## Your task
Copy each line holding the string "热爱游戏开发".
□ □ □ □ □ □ □
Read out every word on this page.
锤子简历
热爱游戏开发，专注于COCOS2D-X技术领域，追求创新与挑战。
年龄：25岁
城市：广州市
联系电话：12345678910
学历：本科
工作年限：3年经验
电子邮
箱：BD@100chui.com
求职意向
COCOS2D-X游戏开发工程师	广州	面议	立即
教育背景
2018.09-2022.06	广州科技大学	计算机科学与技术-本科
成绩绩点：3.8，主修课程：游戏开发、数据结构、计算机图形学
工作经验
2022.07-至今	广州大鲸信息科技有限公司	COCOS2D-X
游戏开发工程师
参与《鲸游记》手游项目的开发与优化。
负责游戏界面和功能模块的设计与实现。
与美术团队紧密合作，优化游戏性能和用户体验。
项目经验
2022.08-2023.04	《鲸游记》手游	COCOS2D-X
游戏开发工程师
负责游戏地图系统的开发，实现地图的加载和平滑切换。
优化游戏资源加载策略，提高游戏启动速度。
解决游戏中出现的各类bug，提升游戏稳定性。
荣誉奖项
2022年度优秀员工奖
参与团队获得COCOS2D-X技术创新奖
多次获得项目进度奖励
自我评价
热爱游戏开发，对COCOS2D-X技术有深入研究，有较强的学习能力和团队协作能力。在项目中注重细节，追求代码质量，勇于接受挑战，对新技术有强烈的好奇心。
□ □ □ □ □ □ □
## Answer to this problem
热爱游戏开发，专注于COCOS2D-X技术领域，追求创新与挑战。
热爱游戏开发，对COCOS2D-X技术有深入研究，有较强的学习能力和团队协作能力。在项目中注重细节，追求代码质量，勇于接受挑战，对新技术有强烈的好奇心。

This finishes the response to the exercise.